● GIVEN INFORMATION

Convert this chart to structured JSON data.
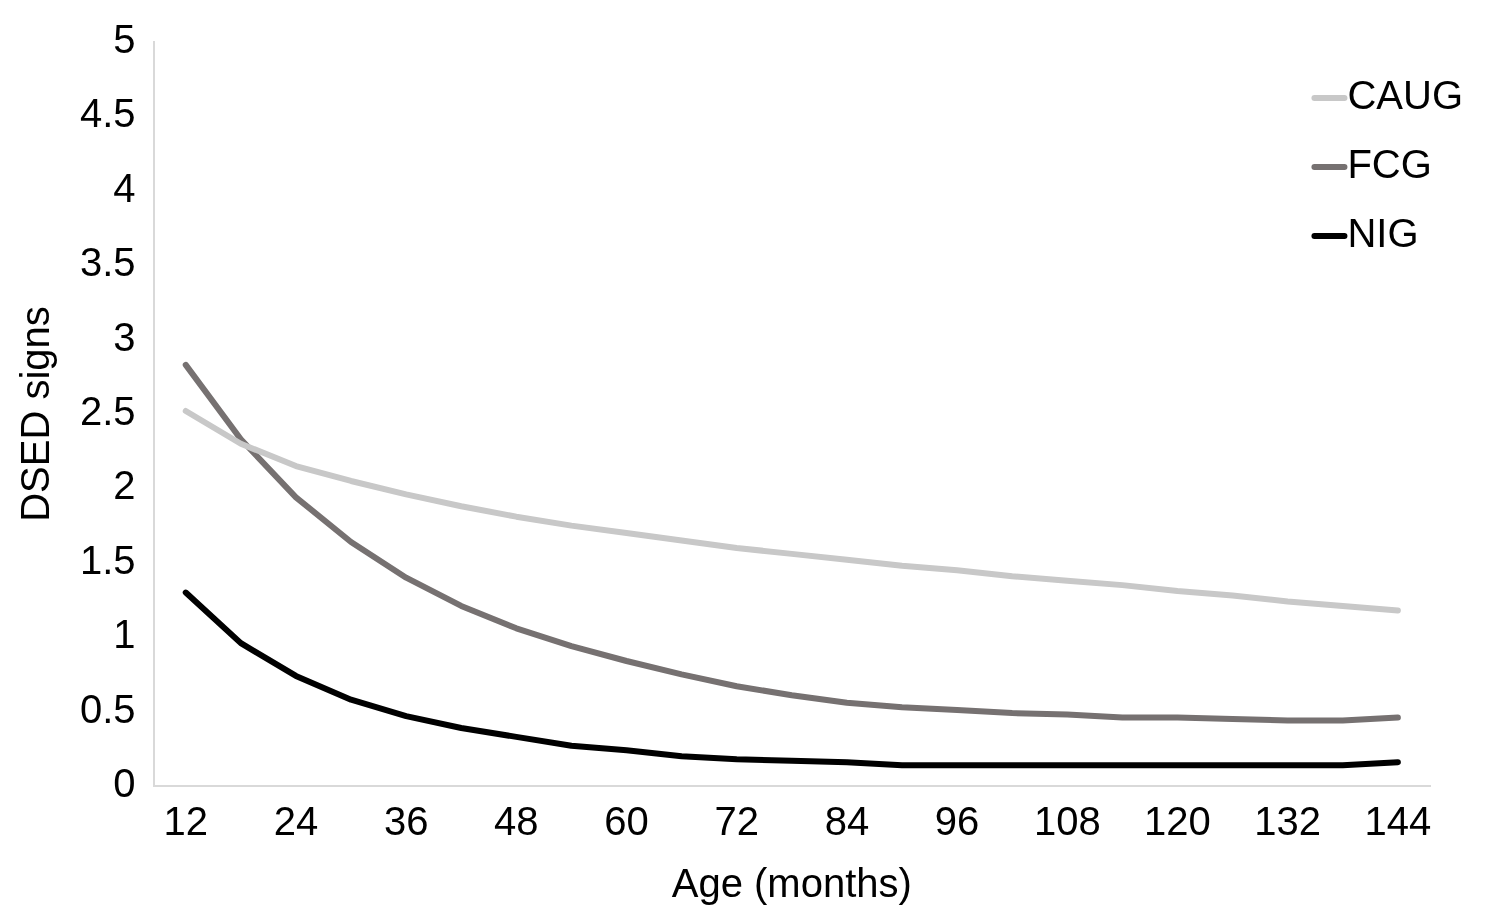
{
  "chart_data": {
    "type": "line",
    "xlabel": "Age (months)",
    "ylabel": "DSED signs",
    "x": [
      12,
      18,
      24,
      30,
      36,
      42,
      48,
      54,
      60,
      66,
      72,
      78,
      84,
      90,
      96,
      102,
      108,
      114,
      120,
      126,
      132,
      138,
      144
    ],
    "xlim": [
      8.5,
      147.5
    ],
    "xticks": [
      12,
      24,
      36,
      48,
      60,
      72,
      84,
      96,
      108,
      120,
      132,
      144
    ],
    "ylim": [
      0,
      5
    ],
    "yticks": [
      0,
      0.5,
      1,
      1.5,
      2,
      2.5,
      3,
      3.5,
      4,
      4.5,
      5
    ],
    "grid": false,
    "legend": "top right",
    "marker": "none",
    "line_style": "solid",
    "series": [
      {
        "name": "CAUG",
        "color": "#c8c8c8",
        "values": [
          2.52,
          2.3,
          2.15,
          2.05,
          1.96,
          1.88,
          1.81,
          1.75,
          1.7,
          1.65,
          1.6,
          1.56,
          1.52,
          1.48,
          1.45,
          1.41,
          1.38,
          1.35,
          1.31,
          1.28,
          1.24,
          1.21,
          1.18
        ]
      },
      {
        "name": "FCG",
        "color": "#767171",
        "values": [
          2.83,
          2.33,
          1.94,
          1.64,
          1.4,
          1.21,
          1.06,
          0.94,
          0.84,
          0.75,
          0.67,
          0.61,
          0.56,
          0.53,
          0.51,
          0.49,
          0.48,
          0.46,
          0.46,
          0.45,
          0.44,
          0.44,
          0.46
        ]
      },
      {
        "name": "NIG",
        "color": "#000000",
        "values": [
          1.3,
          0.96,
          0.74,
          0.58,
          0.47,
          0.39,
          0.33,
          0.27,
          0.24,
          0.2,
          0.18,
          0.17,
          0.16,
          0.14,
          0.14,
          0.14,
          0.14,
          0.14,
          0.14,
          0.14,
          0.14,
          0.14,
          0.16
        ]
      }
    ]
  }
}
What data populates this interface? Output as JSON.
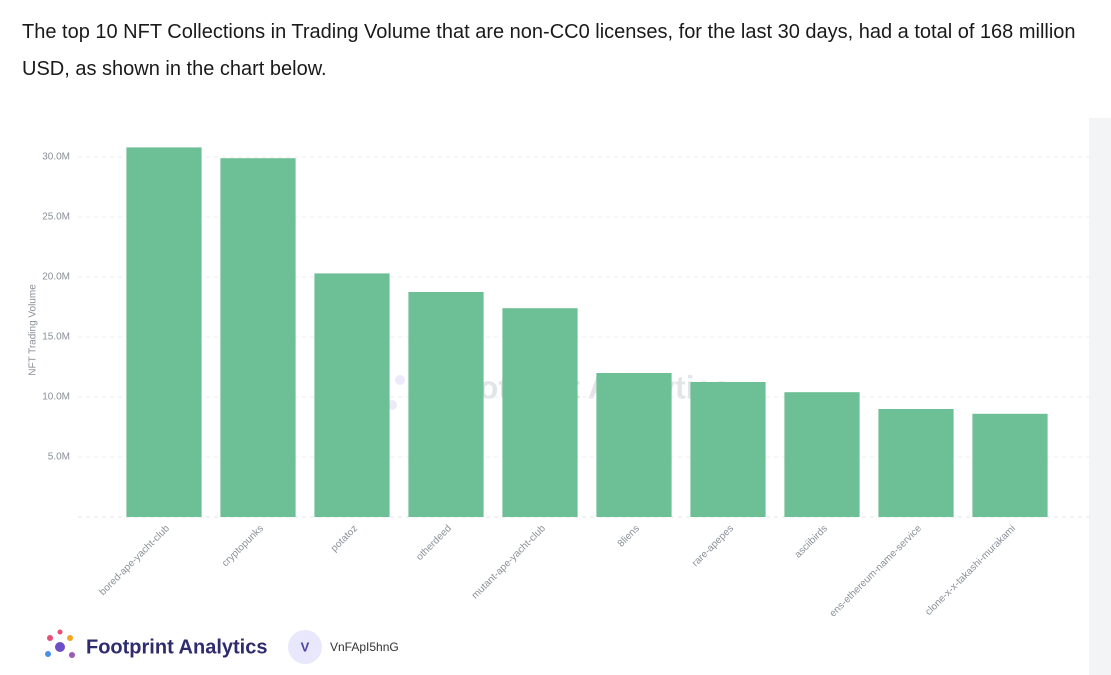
{
  "intro": "The top 10 NFT Collections in Trading Volume that are non-CC0 licenses, for the last 30 days, had a total of 168 million USD, as shown in the chart below.",
  "chart_data": {
    "type": "bar",
    "y_label": "NFT Trading Volume",
    "watermark": "Footprint Analytics",
    "categories": [
      "bored-ape-yacht-club",
      "cryptopunks",
      "potatoz",
      "otherdeed",
      "mutant-ape-yacht-club",
      "8liens",
      "rare-apepes",
      "asciibirds",
      "ens-ethereum-name-service",
      "clone-x-x-takashi-murakami"
    ],
    "values": [
      30800000,
      29900000,
      20300000,
      18750000,
      17400000,
      12000000,
      11250000,
      10400000,
      9000000,
      8600000
    ],
    "color": "#6dbf95",
    "ylim": [
      0,
      32500000
    ],
    "yticks": [
      {
        "value": 5000000,
        "label": "5.0M"
      },
      {
        "value": 10000000,
        "label": "10.0M"
      },
      {
        "value": 15000000,
        "label": "15.0M"
      },
      {
        "value": 20000000,
        "label": "20.0M"
      },
      {
        "value": 25000000,
        "label": "25.0M"
      },
      {
        "value": 30000000,
        "label": "30.0M"
      }
    ],
    "grid": true
  },
  "footer": {
    "brand": "Footprint Analytics",
    "avatar": "V",
    "user": "VnFApI5hnG"
  }
}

● PROBLEM REQUIREMENTS
Print all of the records shown above exactly, leaving out each picture.

● EXERCISE SOLUTION
Convert this chart to structured JSON data.
{
  "chart_data": {
    "type": "line",
    "xlabel": "Age (months)",
    "ylabel": "DSED signs",
    "x": [
      12,
      18,
      24,
      30,
      36,
      42,
      48,
      54,
      60,
      66,
      72,
      78,
      84,
      90,
      96,
      102,
      108,
      114,
      120,
      126,
      132,
      138,
      144
    ],
    "xlim": [
      8.5,
      147.5
    ],
    "xticks": [
      12,
      24,
      36,
      48,
      60,
      72,
      84,
      96,
      108,
      120,
      132,
      144
    ],
    "ylim": [
      0,
      5
    ],
    "yticks": [
      0,
      0.5,
      1,
      1.5,
      2,
      2.5,
      3,
      3.5,
      4,
      4.5,
      5
    ],
    "grid": false,
    "legend": "top right",
    "marker": "none",
    "line_style": "solid",
    "series": [
      {
        "name": "CAUG",
        "color": "#c8c8c8",
        "values": [
          2.52,
          2.3,
          2.15,
          2.05,
          1.96,
          1.88,
          1.81,
          1.75,
          1.7,
          1.65,
          1.6,
          1.56,
          1.52,
          1.48,
          1.45,
          1.41,
          1.38,
          1.35,
          1.31,
          1.28,
          1.24,
          1.21,
          1.18
        ]
      },
      {
        "name": "FCG",
        "color": "#767171",
        "values": [
          2.83,
          2.33,
          1.94,
          1.64,
          1.4,
          1.21,
          1.06,
          0.94,
          0.84,
          0.75,
          0.67,
          0.61,
          0.56,
          0.53,
          0.51,
          0.49,
          0.48,
          0.46,
          0.46,
          0.45,
          0.44,
          0.44,
          0.46
        ]
      },
      {
        "name": "NIG",
        "color": "#000000",
        "values": [
          1.3,
          0.96,
          0.74,
          0.58,
          0.47,
          0.39,
          0.33,
          0.27,
          0.24,
          0.2,
          0.18,
          0.17,
          0.16,
          0.14,
          0.14,
          0.14,
          0.14,
          0.14,
          0.14,
          0.14,
          0.14,
          0.14,
          0.16
        ]
      }
    ]
  }
}
What data populates this interface? Output as JSON.
{
  "intro": "The top 10 NFT Collections in Trading Volume that are non-CC0 licenses, for the last 30 days, had a total of 168 million USD, as shown in the chart below.",
  "chart_data": {
    "type": "bar",
    "y_label": "NFT Trading Volume",
    "watermark": "Footprint Analytics",
    "categories": [
      "bored-ape-yacht-club",
      "cryptopunks",
      "potatoz",
      "otherdeed",
      "mutant-ape-yacht-club",
      "8liens",
      "rare-apepes",
      "asciibirds",
      "ens-ethereum-name-service",
      "clone-x-x-takashi-murakami"
    ],
    "values": [
      30800000,
      29900000,
      20300000,
      18750000,
      17400000,
      12000000,
      11250000,
      10400000,
      9000000,
      8600000
    ],
    "color": "#6dbf95",
    "ylim": [
      0,
      32500000
    ],
    "yticks": [
      {
        "value": 5000000,
        "label": "5.0M"
      },
      {
        "value": 10000000,
        "label": "10.0M"
      },
      {
        "value": 15000000,
        "label": "15.0M"
      },
      {
        "value": 20000000,
        "label": "20.0M"
      },
      {
        "value": 25000000,
        "label": "25.0M"
      },
      {
        "value": 30000000,
        "label": "30.0M"
      }
    ],
    "grid": true
  },
  "footer": {
    "brand": "Footprint Analytics",
    "avatar": "V",
    "user": "VnFApI5hnG"
  }
}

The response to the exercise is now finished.